Objective: Copy out every line that contains the word "this".

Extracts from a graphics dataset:
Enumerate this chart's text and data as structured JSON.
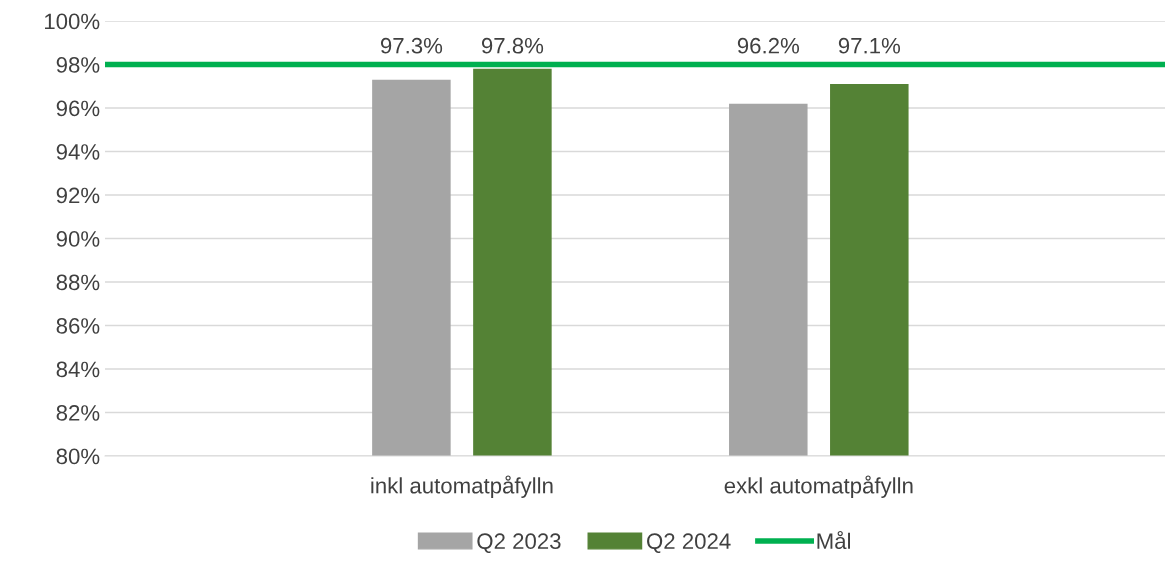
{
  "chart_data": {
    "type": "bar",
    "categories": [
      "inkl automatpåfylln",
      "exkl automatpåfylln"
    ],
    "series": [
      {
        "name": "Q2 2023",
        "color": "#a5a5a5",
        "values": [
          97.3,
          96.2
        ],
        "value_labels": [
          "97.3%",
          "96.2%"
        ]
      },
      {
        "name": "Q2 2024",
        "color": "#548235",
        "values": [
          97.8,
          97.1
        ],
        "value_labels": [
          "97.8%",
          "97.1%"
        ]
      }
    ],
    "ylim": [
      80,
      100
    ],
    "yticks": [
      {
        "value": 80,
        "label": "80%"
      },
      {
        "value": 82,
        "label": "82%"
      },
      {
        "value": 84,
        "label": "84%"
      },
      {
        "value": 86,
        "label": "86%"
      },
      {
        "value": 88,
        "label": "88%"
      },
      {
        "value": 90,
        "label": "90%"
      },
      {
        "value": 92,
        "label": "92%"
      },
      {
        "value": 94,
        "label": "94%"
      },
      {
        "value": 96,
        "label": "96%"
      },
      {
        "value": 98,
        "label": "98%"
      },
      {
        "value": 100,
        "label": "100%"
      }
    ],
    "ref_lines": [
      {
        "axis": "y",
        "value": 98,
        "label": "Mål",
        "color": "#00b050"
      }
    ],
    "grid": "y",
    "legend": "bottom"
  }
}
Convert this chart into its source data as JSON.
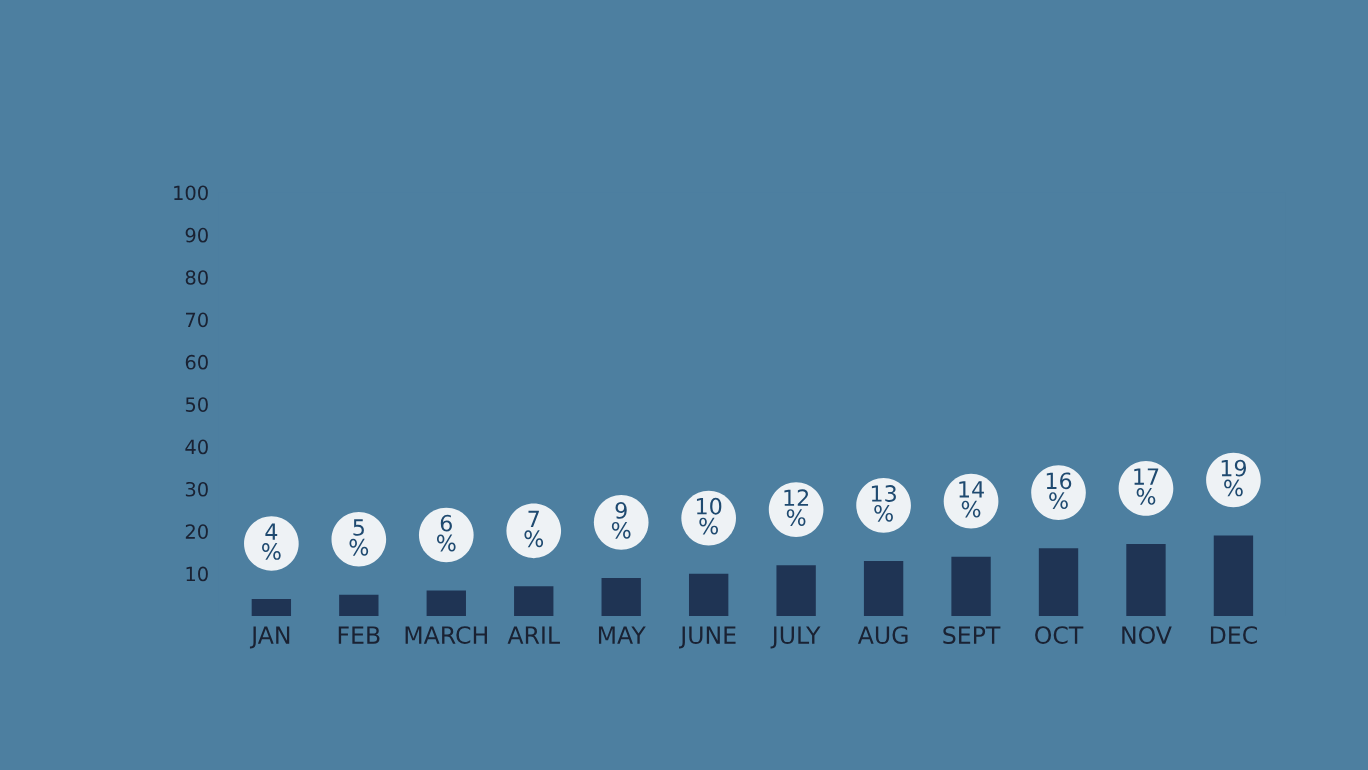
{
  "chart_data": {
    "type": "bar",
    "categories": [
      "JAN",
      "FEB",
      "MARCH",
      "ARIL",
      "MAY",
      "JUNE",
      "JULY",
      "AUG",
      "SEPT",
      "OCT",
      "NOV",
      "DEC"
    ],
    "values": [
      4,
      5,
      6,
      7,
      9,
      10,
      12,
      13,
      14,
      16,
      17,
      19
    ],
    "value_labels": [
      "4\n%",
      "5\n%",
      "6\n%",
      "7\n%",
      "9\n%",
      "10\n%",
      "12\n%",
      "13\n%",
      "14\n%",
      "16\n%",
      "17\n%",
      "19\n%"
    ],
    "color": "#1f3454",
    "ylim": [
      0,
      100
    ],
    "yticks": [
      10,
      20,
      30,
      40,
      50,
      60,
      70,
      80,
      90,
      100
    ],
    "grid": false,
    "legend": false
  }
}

...

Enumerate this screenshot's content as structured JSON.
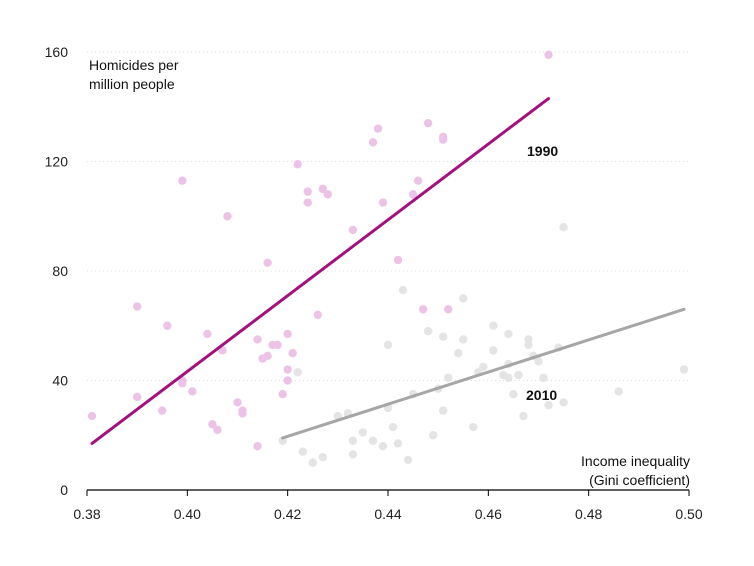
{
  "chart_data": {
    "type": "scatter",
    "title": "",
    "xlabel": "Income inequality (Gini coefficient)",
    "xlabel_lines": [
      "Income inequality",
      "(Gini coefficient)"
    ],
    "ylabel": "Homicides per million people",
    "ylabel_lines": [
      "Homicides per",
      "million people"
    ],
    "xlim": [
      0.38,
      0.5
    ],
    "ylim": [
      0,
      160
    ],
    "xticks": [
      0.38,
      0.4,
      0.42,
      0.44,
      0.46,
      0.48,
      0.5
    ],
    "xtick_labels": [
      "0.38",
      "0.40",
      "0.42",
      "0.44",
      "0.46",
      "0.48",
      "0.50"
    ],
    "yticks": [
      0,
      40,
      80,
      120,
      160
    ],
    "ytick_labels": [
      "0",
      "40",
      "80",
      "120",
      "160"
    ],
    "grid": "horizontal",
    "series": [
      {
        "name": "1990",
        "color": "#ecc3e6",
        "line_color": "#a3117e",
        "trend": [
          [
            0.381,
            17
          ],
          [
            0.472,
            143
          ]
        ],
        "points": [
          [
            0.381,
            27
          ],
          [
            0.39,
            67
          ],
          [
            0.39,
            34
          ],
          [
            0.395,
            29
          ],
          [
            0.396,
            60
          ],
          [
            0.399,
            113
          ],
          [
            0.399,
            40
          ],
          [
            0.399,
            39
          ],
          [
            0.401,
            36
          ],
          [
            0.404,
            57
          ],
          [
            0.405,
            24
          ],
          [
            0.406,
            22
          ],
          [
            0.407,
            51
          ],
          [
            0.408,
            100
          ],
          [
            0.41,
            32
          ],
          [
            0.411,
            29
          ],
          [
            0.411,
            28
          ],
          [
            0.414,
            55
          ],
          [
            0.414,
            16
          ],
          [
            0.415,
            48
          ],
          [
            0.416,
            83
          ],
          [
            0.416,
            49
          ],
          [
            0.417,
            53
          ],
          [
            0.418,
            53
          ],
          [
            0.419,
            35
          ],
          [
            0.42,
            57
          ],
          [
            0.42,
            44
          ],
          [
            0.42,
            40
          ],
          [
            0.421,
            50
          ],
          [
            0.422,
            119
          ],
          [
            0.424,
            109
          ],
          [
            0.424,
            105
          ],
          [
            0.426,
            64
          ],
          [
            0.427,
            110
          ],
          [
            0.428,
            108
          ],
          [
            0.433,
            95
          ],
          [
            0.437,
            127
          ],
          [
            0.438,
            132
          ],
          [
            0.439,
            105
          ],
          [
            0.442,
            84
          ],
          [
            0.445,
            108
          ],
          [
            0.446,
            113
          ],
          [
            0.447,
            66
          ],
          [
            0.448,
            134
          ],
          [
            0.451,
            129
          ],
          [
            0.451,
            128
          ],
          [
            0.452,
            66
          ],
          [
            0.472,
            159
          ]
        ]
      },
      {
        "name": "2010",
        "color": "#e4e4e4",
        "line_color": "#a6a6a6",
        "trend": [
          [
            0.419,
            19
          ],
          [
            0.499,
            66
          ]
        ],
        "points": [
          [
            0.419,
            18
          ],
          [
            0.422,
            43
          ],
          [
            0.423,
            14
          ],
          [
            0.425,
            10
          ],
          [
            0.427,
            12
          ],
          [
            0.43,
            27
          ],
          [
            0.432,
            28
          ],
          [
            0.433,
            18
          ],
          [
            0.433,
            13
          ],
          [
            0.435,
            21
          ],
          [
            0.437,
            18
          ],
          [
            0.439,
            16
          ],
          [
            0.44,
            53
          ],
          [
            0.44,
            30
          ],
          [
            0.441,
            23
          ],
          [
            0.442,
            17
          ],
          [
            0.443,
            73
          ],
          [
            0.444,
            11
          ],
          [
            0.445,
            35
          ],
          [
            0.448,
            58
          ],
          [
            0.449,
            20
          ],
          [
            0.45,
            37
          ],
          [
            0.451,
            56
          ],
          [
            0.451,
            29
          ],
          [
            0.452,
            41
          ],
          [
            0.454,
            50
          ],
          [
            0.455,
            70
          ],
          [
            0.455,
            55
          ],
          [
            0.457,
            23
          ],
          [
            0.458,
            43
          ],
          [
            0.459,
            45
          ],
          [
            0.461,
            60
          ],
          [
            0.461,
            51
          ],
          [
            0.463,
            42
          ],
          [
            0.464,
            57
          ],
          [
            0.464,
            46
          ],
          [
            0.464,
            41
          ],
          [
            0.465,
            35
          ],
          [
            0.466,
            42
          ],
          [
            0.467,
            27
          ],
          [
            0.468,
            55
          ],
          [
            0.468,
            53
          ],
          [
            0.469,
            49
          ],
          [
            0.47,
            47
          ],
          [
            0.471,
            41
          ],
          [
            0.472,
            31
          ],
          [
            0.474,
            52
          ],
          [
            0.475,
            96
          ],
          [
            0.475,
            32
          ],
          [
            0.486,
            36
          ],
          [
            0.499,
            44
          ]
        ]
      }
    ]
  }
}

==

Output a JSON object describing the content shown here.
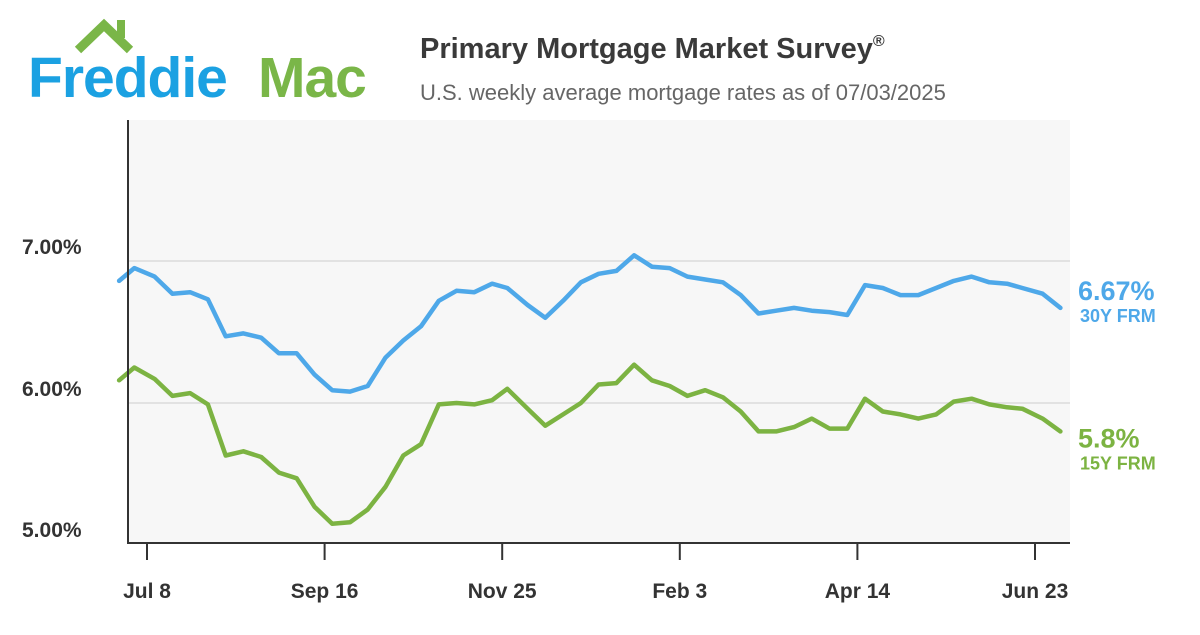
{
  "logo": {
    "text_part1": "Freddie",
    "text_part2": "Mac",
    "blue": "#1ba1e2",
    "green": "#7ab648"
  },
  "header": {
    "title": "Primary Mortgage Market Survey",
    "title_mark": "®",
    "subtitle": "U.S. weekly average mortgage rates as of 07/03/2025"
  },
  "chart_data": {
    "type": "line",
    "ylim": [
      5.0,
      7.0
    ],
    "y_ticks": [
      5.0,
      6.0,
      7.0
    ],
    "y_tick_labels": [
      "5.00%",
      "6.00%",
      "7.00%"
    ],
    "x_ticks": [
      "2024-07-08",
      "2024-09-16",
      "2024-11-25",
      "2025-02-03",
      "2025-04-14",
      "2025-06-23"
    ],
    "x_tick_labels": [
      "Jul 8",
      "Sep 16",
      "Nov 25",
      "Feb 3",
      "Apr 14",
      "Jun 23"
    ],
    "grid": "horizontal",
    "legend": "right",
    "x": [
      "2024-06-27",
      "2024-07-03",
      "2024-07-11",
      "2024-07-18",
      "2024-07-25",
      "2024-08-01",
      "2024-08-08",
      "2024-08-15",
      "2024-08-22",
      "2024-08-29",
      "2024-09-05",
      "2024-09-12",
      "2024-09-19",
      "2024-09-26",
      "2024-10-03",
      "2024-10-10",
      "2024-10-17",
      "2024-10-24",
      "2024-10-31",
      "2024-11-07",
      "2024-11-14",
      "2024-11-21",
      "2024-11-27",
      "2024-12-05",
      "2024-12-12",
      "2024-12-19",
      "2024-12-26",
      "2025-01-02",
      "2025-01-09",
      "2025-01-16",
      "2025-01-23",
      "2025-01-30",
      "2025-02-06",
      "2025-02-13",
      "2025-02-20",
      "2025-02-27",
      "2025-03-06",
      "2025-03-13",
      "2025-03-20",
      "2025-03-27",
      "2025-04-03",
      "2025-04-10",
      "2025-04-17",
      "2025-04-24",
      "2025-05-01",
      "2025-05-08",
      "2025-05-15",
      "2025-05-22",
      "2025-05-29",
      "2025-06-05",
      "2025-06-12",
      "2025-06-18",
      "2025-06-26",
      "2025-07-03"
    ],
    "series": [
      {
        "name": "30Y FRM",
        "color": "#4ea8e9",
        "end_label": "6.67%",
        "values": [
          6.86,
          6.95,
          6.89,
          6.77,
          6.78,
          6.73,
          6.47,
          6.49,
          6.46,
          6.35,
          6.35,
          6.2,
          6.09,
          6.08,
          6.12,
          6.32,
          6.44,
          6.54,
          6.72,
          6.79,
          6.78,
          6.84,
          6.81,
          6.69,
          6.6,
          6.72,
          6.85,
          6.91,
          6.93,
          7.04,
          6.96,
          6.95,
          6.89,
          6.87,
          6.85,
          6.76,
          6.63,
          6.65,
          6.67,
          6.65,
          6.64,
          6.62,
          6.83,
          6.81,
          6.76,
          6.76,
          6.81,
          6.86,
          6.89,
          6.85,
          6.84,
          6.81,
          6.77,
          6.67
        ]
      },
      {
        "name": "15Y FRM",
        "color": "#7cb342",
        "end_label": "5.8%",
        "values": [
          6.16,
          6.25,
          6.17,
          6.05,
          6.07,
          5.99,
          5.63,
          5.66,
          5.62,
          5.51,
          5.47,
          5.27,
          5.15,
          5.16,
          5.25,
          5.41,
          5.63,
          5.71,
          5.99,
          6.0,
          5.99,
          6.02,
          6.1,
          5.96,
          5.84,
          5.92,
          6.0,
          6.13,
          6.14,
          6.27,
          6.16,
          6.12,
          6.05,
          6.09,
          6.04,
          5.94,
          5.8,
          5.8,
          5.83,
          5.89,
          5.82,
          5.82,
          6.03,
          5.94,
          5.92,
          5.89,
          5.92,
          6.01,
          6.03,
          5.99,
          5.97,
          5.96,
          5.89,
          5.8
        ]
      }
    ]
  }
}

Completed exercise:
Enumerate this chart's text and data as structured JSON.
Convert this chart into its source data as JSON.
Enumerate this screenshot's content as structured JSON.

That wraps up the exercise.